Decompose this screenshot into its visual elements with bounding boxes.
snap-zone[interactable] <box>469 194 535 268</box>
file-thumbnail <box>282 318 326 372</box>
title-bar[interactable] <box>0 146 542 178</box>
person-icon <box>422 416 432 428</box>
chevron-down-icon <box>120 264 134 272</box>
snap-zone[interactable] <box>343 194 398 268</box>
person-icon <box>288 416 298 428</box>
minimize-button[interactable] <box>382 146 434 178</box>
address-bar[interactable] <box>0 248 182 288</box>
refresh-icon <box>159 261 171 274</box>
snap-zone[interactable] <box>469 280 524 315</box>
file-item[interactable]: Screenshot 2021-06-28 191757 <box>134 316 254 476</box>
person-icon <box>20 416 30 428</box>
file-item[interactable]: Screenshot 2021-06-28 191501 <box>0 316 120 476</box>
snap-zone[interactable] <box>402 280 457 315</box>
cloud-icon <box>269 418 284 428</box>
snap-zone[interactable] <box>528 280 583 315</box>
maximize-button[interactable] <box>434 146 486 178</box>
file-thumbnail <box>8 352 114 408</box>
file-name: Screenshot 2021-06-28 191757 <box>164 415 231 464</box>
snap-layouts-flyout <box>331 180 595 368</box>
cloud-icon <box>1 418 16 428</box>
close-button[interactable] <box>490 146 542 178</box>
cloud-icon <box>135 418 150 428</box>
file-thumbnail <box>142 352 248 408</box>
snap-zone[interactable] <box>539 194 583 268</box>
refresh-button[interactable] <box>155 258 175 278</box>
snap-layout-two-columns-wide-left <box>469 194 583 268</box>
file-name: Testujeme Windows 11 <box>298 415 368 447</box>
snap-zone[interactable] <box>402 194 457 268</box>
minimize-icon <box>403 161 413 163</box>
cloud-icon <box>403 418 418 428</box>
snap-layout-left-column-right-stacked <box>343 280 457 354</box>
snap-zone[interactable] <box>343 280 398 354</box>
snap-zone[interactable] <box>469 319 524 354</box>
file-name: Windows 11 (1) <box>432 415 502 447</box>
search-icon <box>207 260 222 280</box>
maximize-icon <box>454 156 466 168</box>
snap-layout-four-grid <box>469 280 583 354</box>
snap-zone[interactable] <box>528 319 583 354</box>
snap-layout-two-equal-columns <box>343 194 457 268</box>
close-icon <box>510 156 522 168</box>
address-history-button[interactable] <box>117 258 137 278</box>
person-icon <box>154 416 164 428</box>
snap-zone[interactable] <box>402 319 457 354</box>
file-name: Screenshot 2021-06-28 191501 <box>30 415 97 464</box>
━━━━━━━━━━
AIM OF THE TASK:
Copy out all of the material above word for word, every line in its original order.

EXPECTED OUTPUT:
Decompose this screenshot into its visual elements with bounding boxes.
snap-zone[interactable] <box>469 194 535 268</box>
file-thumbnail <box>282 318 326 372</box>
title-bar[interactable] <box>0 146 542 178</box>
person-icon <box>422 416 432 428</box>
chevron-down-icon <box>120 264 134 272</box>
snap-zone[interactable] <box>343 194 398 268</box>
person-icon <box>288 416 298 428</box>
minimize-button[interactable] <box>382 146 434 178</box>
address-bar[interactable] <box>0 248 182 288</box>
refresh-icon <box>159 261 171 274</box>
snap-zone[interactable] <box>469 280 524 315</box>
file-item[interactable]: Screenshot 2021-06-28 191757 <box>134 316 254 476</box>
person-icon <box>20 416 30 428</box>
file-item[interactable]: Screenshot 2021-06-28 191501 <box>0 316 120 476</box>
snap-zone[interactable] <box>402 280 457 315</box>
cloud-icon <box>269 418 284 428</box>
snap-zone[interactable] <box>528 280 583 315</box>
maximize-button[interactable] <box>434 146 486 178</box>
file-thumbnail <box>8 352 114 408</box>
file-name: Screenshot 2021-06-28 191757 <box>164 415 231 464</box>
snap-layouts-flyout <box>331 180 595 368</box>
cloud-icon <box>1 418 16 428</box>
close-button[interactable] <box>490 146 542 178</box>
cloud-icon <box>135 418 150 428</box>
file-thumbnail <box>142 352 248 408</box>
snap-zone[interactable] <box>539 194 583 268</box>
refresh-button[interactable] <box>155 258 175 278</box>
snap-layout-two-columns-wide-left <box>469 194 583 268</box>
file-name: Testujeme Windows 11 <box>298 415 368 447</box>
snap-zone[interactable] <box>402 194 457 268</box>
minimize-icon <box>403 161 413 163</box>
cloud-icon <box>403 418 418 428</box>
snap-layout-left-column-right-stacked <box>343 280 457 354</box>
snap-zone[interactable] <box>343 280 398 354</box>
snap-zone[interactable] <box>469 319 524 354</box>
file-name: Windows 11 (1) <box>432 415 502 447</box>
search-icon <box>207 260 222 280</box>
maximize-icon <box>454 156 466 168</box>
snap-layout-four-grid <box>469 280 583 354</box>
snap-zone[interactable] <box>528 319 583 354</box>
snap-layout-two-equal-columns <box>343 194 457 268</box>
close-icon <box>510 156 522 168</box>
address-history-button[interactable] <box>117 258 137 278</box>
person-icon <box>154 416 164 428</box>
snap-zone[interactable] <box>402 319 457 354</box>
file-name: Screenshot 2021-06-28 191501 <box>30 415 97 464</box>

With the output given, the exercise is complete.